Short task
In the listing that follows, count the lines holding the word "followed" and report only that number.

Items
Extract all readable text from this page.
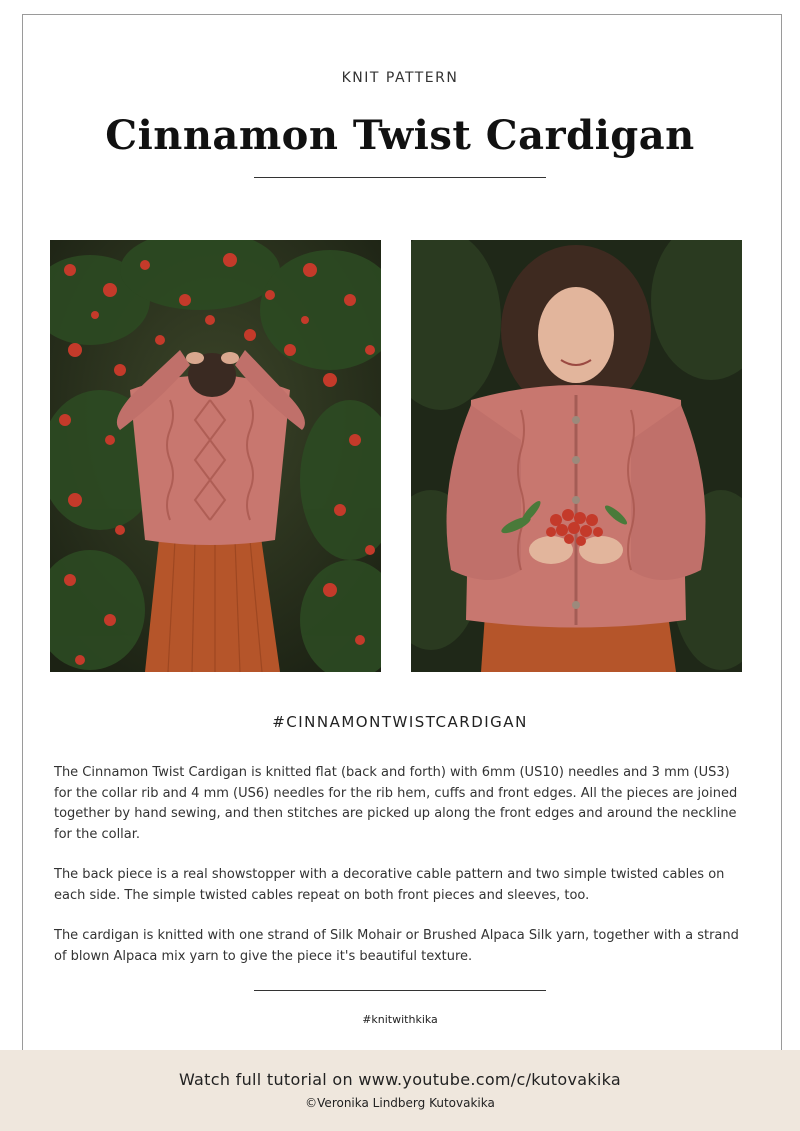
KNIT PATTERN
Cinnamon Twist Cardigan
#CINNAMONTWISTCARDIGAN

The Cinnamon Twist Cardigan is knitted flat (back and forth) with 6mm (US10) needles and 3 mm (US3) for the collar rib and 4 mm (US6) needles for the rib hem, cuffs and front edges. All the pieces are joined together by hand sewing, and then stitches are picked up along the front edges and around the neckline for the collar.

The back piece is a real showstopper with a decorative cable pattern and two simple twisted cables on each side. The simple twisted cables repeat on both front pieces and sleeves, too.

The cardigan is knitted with one strand of Silk Mohair or Brushed Alpaca Silk yarn, together with a strand of blown Alpaca mix yarn to give the piece it's beautiful texture.

#knitwithkika
Watch full tutorial on www.youtube.com/c/kutovakika
©Veronika Lindberg Kutovakika
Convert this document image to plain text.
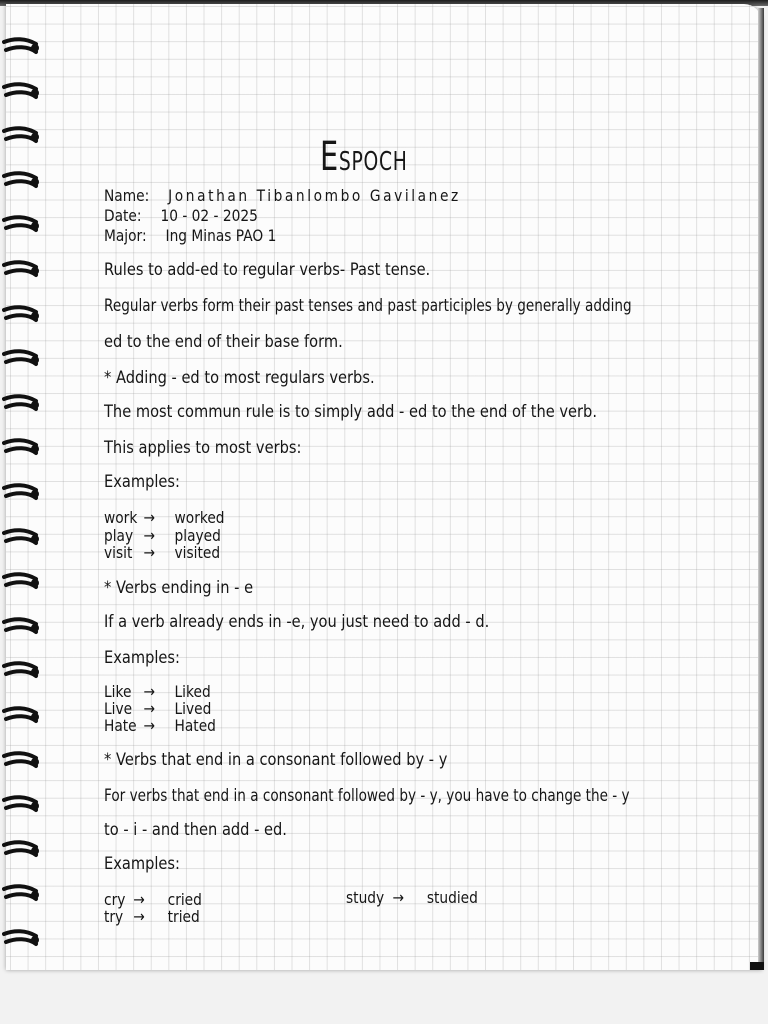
ESPOCH
Name: Jonathan Tibanlombo Gavilanez
Date: 10 - 02 - 2025
Major: Ing Minas PAO 1
Rules to add-ed to regular verbs- Past tense.
Regular verbs form their past tenses and past participles by generally adding
ed to the end of their base form.
* Adding - ed to most regulars verbs.
The most commun rule is to simply add - ed to the end of the verb.
This applies to most verbs:
Examples:
work → worked
play → played
visit → visited
* Verbs ending in - e
If a verb already ends in -e, you just need to add - d.
Examples:
Like → Liked
Live → Lived
Hate → Hated
* Verbs that end in a consonant followed by - y
For verbs that end in a consonant followed by - y, you have to change the - y
to - i - and then add - ed.
Examples:
cry → cried
try → tried
study → studied
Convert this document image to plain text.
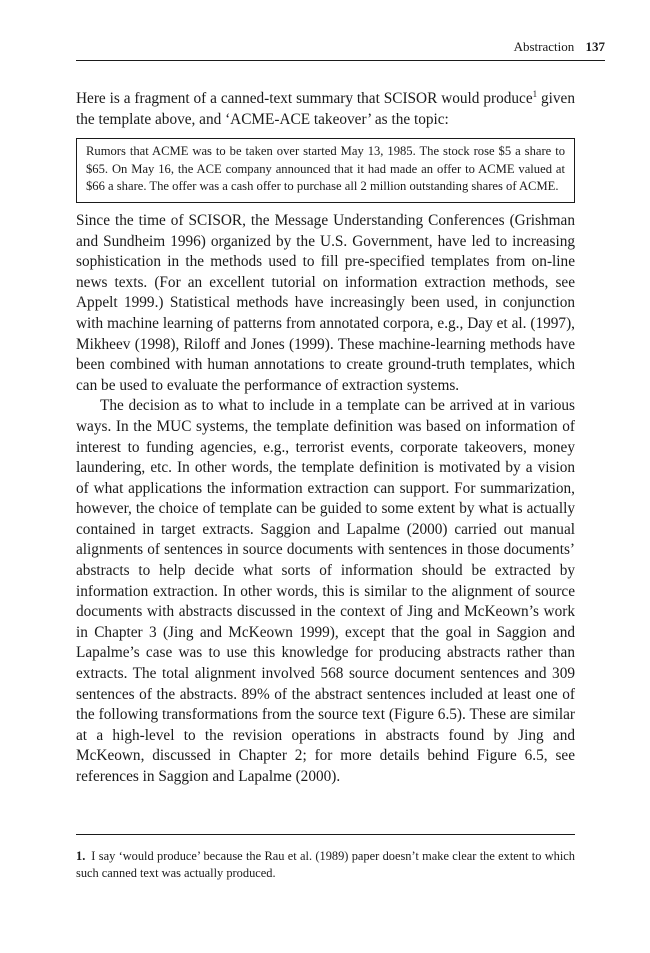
Abstraction 137

Here is a fragment of a canned-text summary that SCISOR would produce$^1$ given the template above, and ‘ACME-ACE takeover’ as the topic:

Rumors that ACME was to be taken over started May 13, 1985. The stock rose $5 a share to $65. On May 16, the ACE company announced that it had made an offer to ACME valued at $66 a share. The offer was a cash offer to purchase all 2 million outstanding shares of ACME.

Since the time of SCISOR, the Message Understanding Conferences (Grishman and Sundheim 1996) organized by the U.S. Government, have led to increasing sophistication in the methods used to fill pre-specified templates from on-line news texts. (For an excellent tutorial on information extraction methods, see Appelt 1999.) Statistical methods have increasingly been used, in conjunction with machine learning of patterns from annotated corpora, e.g., Day et al. (1997), Mikheev (1998), Riloff and Jones (1999). These machine-learning methods have been combined with human annotations to create ground-truth templates, which can be used to evaluate the performance of extraction systems.

The decision as to what to include in a template can be arrived at in various ways. In the MUC systems, the template definition was based on information of interest to funding agencies, e.g., terrorist events, corporate takeovers, money laundering, etc. In other words, the template definition is motivated by a vision of what applications the information extraction can support. For summarization, however, the choice of template can be guided to some extent by what is actually contained in target extracts. Saggion and Lapalme (2000) carried out manual alignments of sentences in source documents with sentences in those documents’ abstracts to help decide what sorts of information should be extracted by information extraction. In other words, this is similar to the alignment of source documents with abstracts discussed in the context of Jing and McKeown’s work in Chapter 3 (Jing and McKeown 1999), except that the goal in Saggion and Lapalme’s case was to use this knowledge for producing abstracts rather than extracts. The total alignment involved 568 source document sentences and 309 sentences of the abstracts. 89% of the abstract sentences included at least one of the following transformations from the source text (Figure 6.5). These are similar at a high-level to the revision operations in abstracts found by Jing and McKeown, discussed in Chapter 2; for more details behind Figure 6.5, see references in Saggion and Lapalme (2000).

1. I say ‘would produce’ because the Rau et al. (1989) paper doesn’t make clear the extent to which such canned text was actually produced.
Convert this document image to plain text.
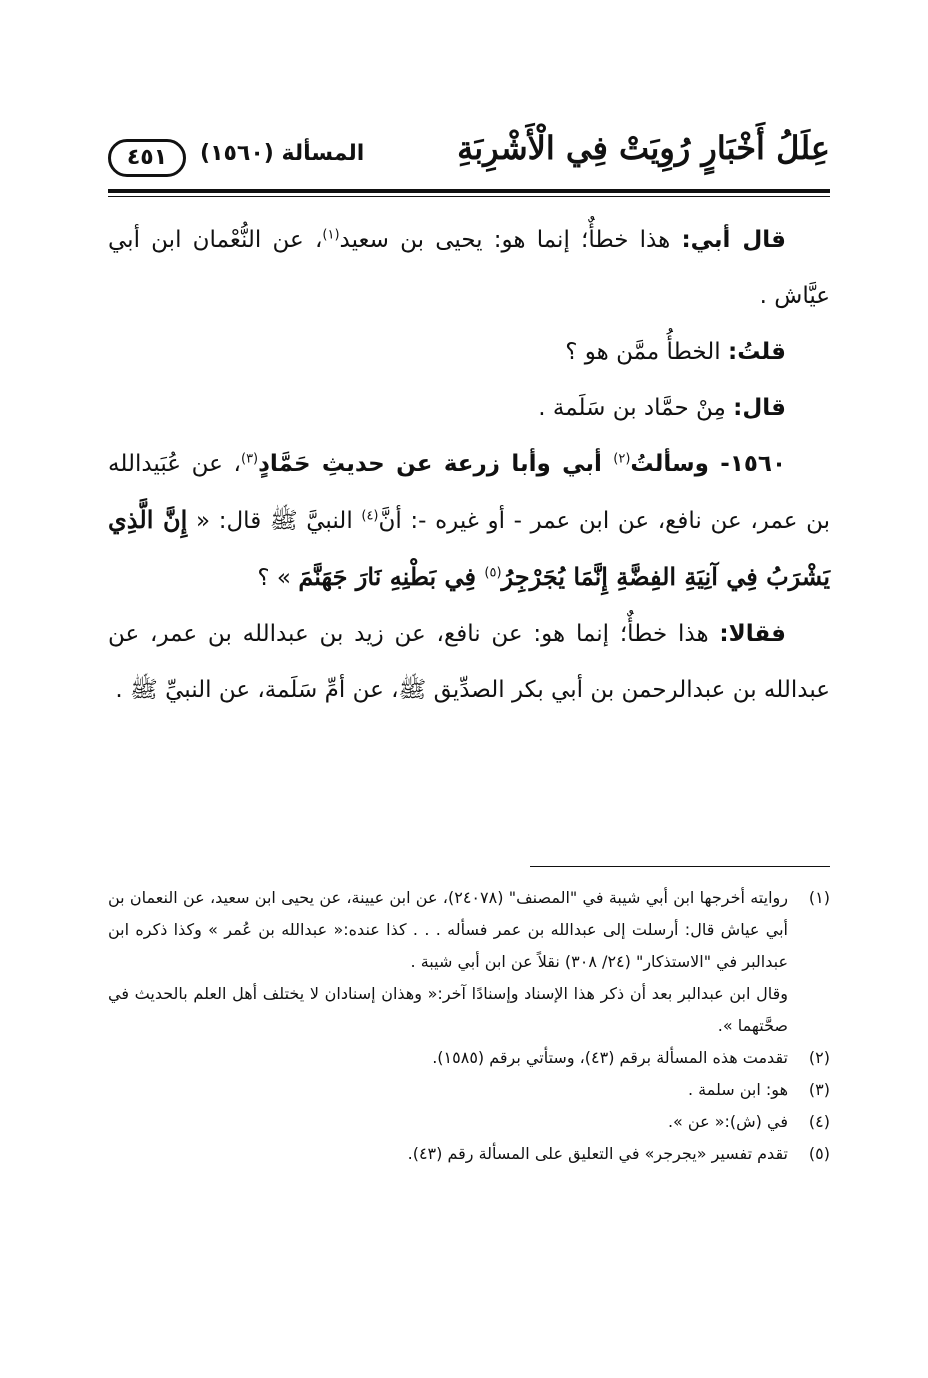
عِلَلُ أَخْبَارٍ رُوِيَتْ فِي الْأَشْرِبَةِ
المسألة (١٥٦٠)
٤٥١

قال أبي: هذا خطأٌ؛ إنما هو: يحيى بن سعيد$^{(١)}$، عن النُّعْمان ابن أبي عيَّاش .

قلتُ: الخطأُ ممَّن هو ؟

قال: مِنْ حمَّاد بن سَلَمة .

١٥٦٠- وسألتُ$^{(٢)}$ أبي وأبا زرعة عن حديثِ حَمَّادٍ$^{(٣)}$، عن عُبَيدالله بن عمر، عن نافع، عن ابن عمر - أو غيره -: أنَّ$^{(٤)}$ النبيَّ ﷺ قال: « إِنَّ الَّذِي يَشْرَبُ فِي آنِيَةِ الفِضَّةِ إِنَّمَا يُجَرْجِرُ$^{(٥)}$ فِي بَطْنِهِ نَارَ جَهَنَّمَ » ؟

فقالا: هذا خطأٌ؛ إنما هو: عن نافع، عن زيد بن عبدالله بن عمر، عن عبدالله بن عبدالرحمن بن أبي بكر الصدِّيق ﷺ، عن أمِّ سَلَمة، عن النبيِّ ﷺ .

(١)
روايته أخرجها ابن أبي شيبة في "المصنف" (٢٤٠٧٨)، عن ابن عيينة، عن يحيى ابن سعيد، عن النعمان بن أبي عياش قال: أرسلت إلى عبدالله بن عمر فسأله . . . كذا عنده:« عبدالله بن عُمر » وكذا ذكره ابن عبدالبر في "الاستذكار" (٢٤/ ٣٠٨) نقلاً عن ابن أبي شيبة .
وقال ابن عبدالبر بعد أن ذكر هذا الإسناد وإسنادًا آخر:« وهذان إسنادان لا يختلف أهل العلم بالحديث في صحَّتهما ».
(٢)
تقدمت هذه المسألة برقم (٤٣)، وستأتي برقم (١٥٨٥).
(٣)
هو: ابن سلمة .
(٤)
في (ش):« عن ».
(٥)
تقدم تفسير «يجرجر» في التعليق على المسألة رقم (٤٣).
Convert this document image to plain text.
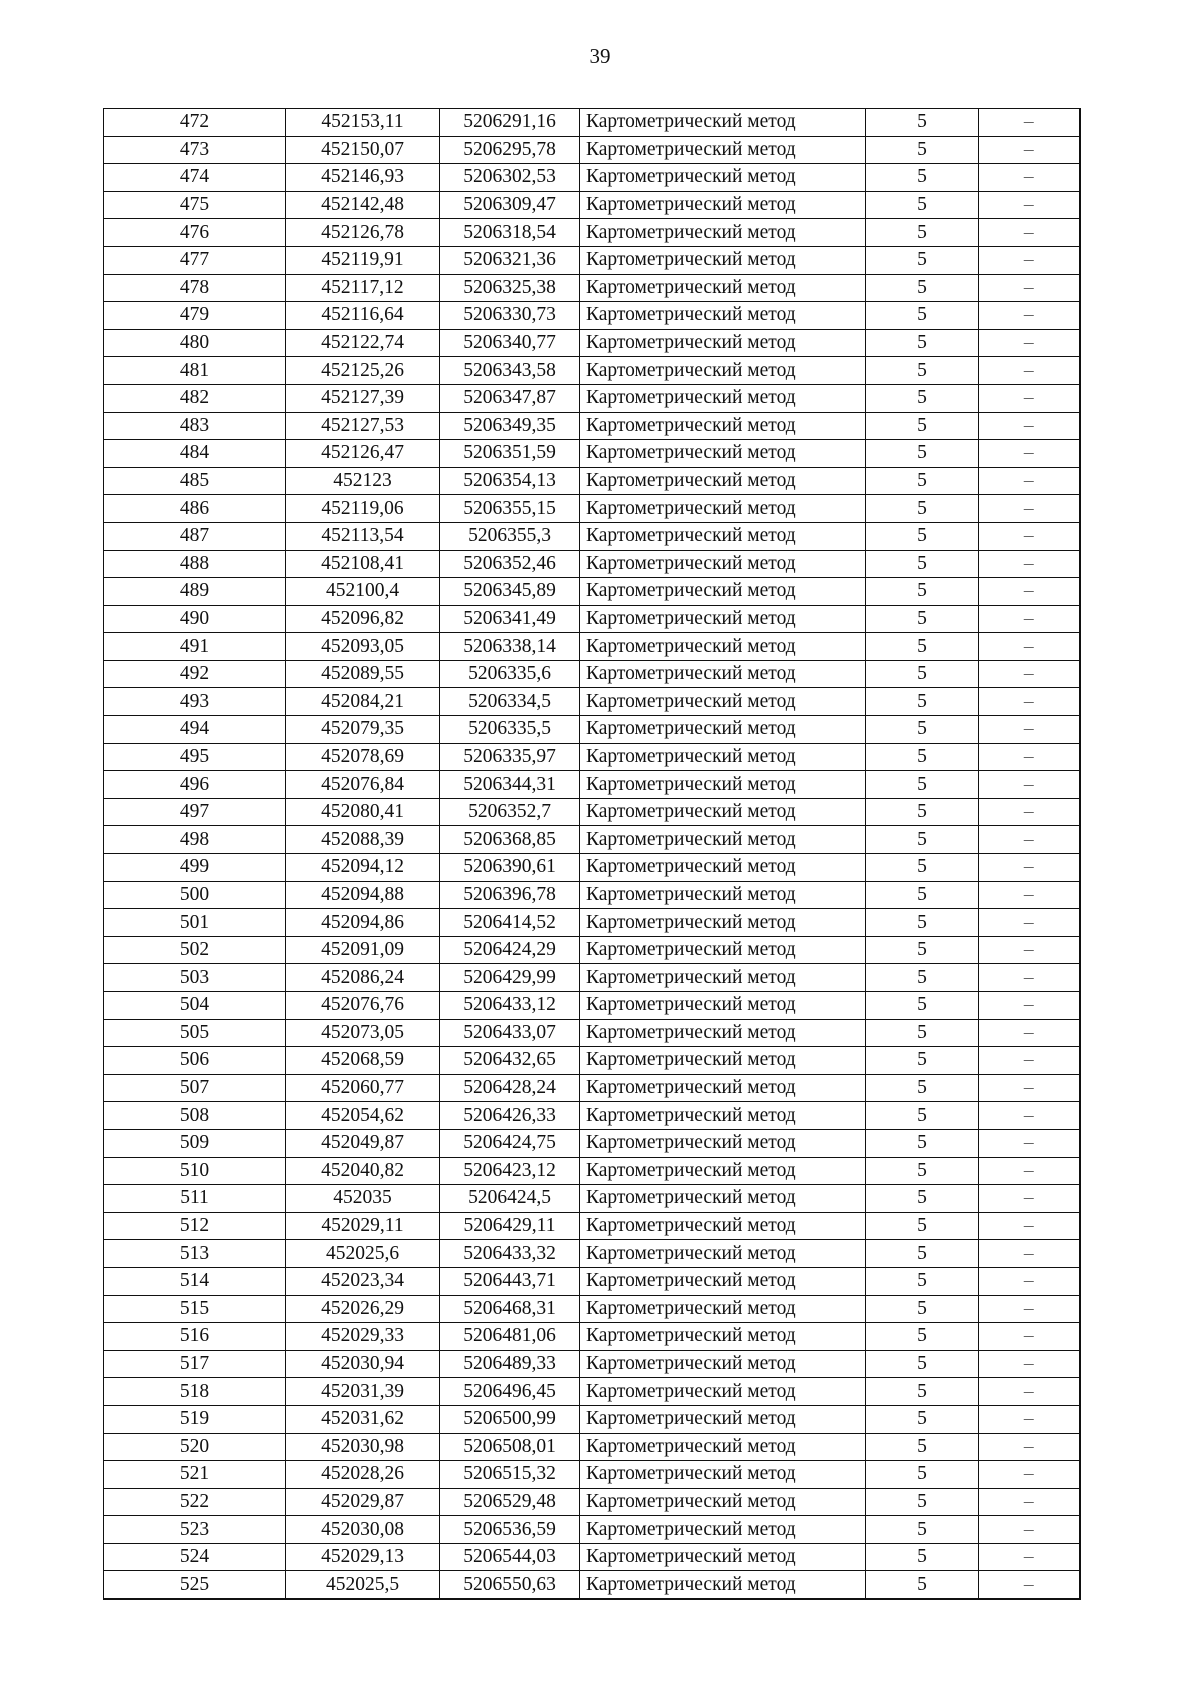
39
472	452153,11	5206291,16	Картометрический метод	5	–
473	452150,07	5206295,78	Картометрический метод	5	–
474	452146,93	5206302,53	Картометрический метод	5	–
475	452142,48	5206309,47	Картометрический метод	5	–
476	452126,78	5206318,54	Картометрический метод	5	–
477	452119,91	5206321,36	Картометрический метод	5	–
478	452117,12	5206325,38	Картометрический метод	5	–
479	452116,64	5206330,73	Картометрический метод	5	–
480	452122,74	5206340,77	Картометрический метод	5	–
481	452125,26	5206343,58	Картометрический метод	5	–
482	452127,39	5206347,87	Картометрический метод	5	–
483	452127,53	5206349,35	Картометрический метод	5	–
484	452126,47	5206351,59	Картометрический метод	5	–
485	452123	5206354,13	Картометрический метод	5	–
486	452119,06	5206355,15	Картометрический метод	5	–
487	452113,54	5206355,3	Картометрический метод	5	–
488	452108,41	5206352,46	Картометрический метод	5	–
489	452100,4	5206345,89	Картометрический метод	5	–
490	452096,82	5206341,49	Картометрический метод	5	–
491	452093,05	5206338,14	Картометрический метод	5	–
492	452089,55	5206335,6	Картометрический метод	5	–
493	452084,21	5206334,5	Картометрический метод	5	–
494	452079,35	5206335,5	Картометрический метод	5	–
495	452078,69	5206335,97	Картометрический метод	5	–
496	452076,84	5206344,31	Картометрический метод	5	–
497	452080,41	5206352,7	Картометрический метод	5	–
498	452088,39	5206368,85	Картометрический метод	5	–
499	452094,12	5206390,61	Картометрический метод	5	–
500	452094,88	5206396,78	Картометрический метод	5	–
501	452094,86	5206414,52	Картометрический метод	5	–
502	452091,09	5206424,29	Картометрический метод	5	–
503	452086,24	5206429,99	Картометрический метод	5	–
504	452076,76	5206433,12	Картометрический метод	5	–
505	452073,05	5206433,07	Картометрический метод	5	–
506	452068,59	5206432,65	Картометрический метод	5	–
507	452060,77	5206428,24	Картометрический метод	5	–
508	452054,62	5206426,33	Картометрический метод	5	–
509	452049,87	5206424,75	Картометрический метод	5	–
510	452040,82	5206423,12	Картометрический метод	5	–
511	452035	5206424,5	Картометрический метод	5	–
512	452029,11	5206429,11	Картометрический метод	5	–
513	452025,6	5206433,32	Картометрический метод	5	–
514	452023,34	5206443,71	Картометрический метод	5	–
515	452026,29	5206468,31	Картометрический метод	5	–
516	452029,33	5206481,06	Картометрический метод	5	–
517	452030,94	5206489,33	Картометрический метод	5	–
518	452031,39	5206496,45	Картометрический метод	5	–
519	452031,62	5206500,99	Картометрический метод	5	–
520	452030,98	5206508,01	Картометрический метод	5	–
521	452028,26	5206515,32	Картометрический метод	5	–
522	452029,87	5206529,48	Картометрический метод	5	–
523	452030,08	5206536,59	Картометрический метод	5	–
524	452029,13	5206544,03	Картометрический метод	5	–
525	452025,5	5206550,63	Картометрический метод	5	–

Solution
2